GIVEN TASK: Copy every line from the material below that holds "CLOSE".

DATA:
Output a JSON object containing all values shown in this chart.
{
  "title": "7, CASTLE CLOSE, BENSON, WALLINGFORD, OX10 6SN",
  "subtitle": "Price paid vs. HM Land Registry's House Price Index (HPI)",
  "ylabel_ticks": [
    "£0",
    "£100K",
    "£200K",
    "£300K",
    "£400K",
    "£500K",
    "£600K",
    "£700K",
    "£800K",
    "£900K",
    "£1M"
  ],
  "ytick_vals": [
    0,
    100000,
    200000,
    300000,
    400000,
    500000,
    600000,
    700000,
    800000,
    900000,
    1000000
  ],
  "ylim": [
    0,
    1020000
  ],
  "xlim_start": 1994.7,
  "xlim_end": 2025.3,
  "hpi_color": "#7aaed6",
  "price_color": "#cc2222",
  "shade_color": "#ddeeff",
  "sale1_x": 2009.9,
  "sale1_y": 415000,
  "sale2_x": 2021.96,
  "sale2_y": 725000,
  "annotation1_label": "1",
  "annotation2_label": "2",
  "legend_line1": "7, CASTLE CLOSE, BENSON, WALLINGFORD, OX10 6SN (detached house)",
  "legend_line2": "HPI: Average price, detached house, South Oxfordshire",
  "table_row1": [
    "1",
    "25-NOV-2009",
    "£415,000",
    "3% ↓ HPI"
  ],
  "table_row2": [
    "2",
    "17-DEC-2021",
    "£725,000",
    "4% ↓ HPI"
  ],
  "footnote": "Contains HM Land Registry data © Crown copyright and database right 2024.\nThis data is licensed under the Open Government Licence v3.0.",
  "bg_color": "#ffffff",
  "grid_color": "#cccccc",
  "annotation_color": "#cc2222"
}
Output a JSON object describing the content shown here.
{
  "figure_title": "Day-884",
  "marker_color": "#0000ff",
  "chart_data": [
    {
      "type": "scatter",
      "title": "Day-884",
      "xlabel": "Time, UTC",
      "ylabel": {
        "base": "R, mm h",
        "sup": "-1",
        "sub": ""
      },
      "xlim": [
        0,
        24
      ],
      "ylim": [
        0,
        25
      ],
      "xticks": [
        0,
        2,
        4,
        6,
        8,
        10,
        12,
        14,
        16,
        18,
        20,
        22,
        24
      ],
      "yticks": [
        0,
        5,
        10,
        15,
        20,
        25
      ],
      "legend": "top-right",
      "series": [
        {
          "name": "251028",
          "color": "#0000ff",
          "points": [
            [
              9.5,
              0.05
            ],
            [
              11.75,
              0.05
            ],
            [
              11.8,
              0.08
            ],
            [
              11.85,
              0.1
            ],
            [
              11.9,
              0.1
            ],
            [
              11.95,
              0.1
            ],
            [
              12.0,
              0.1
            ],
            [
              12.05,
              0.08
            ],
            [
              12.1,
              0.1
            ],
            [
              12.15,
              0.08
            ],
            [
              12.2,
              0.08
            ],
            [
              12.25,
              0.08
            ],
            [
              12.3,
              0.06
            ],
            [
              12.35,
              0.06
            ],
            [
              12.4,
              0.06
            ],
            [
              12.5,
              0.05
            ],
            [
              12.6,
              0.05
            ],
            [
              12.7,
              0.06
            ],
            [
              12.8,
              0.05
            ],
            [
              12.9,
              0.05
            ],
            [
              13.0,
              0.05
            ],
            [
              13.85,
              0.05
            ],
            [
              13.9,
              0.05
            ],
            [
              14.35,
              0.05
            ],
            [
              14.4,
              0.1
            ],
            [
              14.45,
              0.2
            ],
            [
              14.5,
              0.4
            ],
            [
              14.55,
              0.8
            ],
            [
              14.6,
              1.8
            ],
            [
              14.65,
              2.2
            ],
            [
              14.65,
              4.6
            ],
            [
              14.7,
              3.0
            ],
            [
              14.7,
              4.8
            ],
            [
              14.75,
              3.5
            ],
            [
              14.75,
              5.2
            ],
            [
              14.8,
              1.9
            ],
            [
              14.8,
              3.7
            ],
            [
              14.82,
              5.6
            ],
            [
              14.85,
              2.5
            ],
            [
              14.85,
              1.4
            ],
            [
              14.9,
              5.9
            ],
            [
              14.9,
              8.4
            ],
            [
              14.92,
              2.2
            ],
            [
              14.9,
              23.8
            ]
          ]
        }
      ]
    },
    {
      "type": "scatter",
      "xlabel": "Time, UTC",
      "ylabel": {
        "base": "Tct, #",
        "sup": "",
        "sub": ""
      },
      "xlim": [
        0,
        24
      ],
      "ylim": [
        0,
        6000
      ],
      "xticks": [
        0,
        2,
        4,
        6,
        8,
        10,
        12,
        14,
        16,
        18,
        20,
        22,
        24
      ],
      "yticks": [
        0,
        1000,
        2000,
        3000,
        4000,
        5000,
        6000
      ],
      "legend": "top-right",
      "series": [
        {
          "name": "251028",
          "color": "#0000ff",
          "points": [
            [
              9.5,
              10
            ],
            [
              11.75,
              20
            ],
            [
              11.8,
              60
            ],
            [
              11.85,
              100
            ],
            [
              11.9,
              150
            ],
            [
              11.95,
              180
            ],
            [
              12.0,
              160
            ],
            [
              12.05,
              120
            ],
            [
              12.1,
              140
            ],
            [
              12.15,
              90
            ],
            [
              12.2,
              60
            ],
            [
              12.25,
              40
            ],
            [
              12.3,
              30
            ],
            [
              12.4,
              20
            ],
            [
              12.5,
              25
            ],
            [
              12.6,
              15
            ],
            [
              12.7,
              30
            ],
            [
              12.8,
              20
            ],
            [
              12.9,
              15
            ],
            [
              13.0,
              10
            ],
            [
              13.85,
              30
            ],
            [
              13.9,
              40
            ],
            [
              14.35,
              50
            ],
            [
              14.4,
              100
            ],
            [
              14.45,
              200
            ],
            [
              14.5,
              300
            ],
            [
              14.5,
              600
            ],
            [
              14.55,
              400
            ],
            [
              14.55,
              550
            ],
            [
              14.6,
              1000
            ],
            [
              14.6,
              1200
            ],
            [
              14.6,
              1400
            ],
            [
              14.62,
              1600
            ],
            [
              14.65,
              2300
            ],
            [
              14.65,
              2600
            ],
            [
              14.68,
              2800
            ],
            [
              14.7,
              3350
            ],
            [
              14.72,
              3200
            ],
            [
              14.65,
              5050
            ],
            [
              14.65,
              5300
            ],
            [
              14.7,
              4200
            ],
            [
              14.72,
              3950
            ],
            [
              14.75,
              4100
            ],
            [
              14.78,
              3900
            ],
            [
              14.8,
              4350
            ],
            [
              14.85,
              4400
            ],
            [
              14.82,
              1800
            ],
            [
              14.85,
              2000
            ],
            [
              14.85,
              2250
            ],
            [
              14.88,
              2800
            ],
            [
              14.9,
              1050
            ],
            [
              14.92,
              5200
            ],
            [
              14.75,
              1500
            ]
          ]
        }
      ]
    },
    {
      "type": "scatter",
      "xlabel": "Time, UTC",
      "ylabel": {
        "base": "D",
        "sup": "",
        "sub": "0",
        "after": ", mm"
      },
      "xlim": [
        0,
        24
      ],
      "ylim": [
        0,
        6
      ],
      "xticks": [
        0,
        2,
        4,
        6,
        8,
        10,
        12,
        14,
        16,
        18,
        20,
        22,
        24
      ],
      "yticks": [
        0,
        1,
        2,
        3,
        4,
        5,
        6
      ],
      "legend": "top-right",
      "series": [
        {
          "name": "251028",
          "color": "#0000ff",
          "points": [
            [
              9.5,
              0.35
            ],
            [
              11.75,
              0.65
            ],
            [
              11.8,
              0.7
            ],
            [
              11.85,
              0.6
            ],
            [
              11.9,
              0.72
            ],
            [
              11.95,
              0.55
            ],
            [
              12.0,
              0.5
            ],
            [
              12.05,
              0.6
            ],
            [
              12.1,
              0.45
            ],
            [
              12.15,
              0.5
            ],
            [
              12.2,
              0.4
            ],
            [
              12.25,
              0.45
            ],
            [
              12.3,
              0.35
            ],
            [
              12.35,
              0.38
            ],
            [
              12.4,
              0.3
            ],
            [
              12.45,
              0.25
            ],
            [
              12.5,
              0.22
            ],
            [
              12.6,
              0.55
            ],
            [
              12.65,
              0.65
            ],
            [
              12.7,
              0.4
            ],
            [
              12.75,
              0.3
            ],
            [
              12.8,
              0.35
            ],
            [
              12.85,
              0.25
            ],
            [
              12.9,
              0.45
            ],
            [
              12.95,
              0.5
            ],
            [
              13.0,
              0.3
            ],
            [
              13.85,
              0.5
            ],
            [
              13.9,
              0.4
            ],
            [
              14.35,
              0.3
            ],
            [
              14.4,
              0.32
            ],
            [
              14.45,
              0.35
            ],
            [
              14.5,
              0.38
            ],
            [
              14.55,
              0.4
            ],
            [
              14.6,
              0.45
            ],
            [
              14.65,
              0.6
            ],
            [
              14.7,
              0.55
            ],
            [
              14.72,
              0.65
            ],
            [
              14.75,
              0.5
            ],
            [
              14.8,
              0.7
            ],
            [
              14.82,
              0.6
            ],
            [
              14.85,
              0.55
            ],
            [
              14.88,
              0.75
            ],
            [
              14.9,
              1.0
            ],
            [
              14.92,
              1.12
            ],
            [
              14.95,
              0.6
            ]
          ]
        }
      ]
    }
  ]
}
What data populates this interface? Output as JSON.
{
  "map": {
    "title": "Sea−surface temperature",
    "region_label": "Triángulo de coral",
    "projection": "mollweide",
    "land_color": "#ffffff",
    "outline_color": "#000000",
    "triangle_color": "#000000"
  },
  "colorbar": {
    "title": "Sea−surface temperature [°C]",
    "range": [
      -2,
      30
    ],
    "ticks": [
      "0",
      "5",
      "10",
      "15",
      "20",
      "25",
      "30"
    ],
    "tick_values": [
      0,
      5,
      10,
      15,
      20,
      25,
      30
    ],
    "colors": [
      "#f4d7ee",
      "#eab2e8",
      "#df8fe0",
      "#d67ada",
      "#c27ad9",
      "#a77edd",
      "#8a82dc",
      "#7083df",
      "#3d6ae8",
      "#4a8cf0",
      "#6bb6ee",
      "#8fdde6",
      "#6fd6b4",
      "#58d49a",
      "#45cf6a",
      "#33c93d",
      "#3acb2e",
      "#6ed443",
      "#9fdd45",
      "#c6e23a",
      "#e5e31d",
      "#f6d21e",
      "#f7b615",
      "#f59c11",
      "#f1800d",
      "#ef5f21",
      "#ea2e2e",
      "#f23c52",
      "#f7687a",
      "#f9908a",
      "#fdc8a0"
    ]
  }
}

RESPONSE TO THIS EXERCISE:
  "title": "7, CASTLE CLOSE, BENSON, WALLINGFORD, OX10 6SN",
  "legend_line1": "7, CASTLE CLOSE, BENSON, WALLINGFORD, OX10 6SN (detached house)",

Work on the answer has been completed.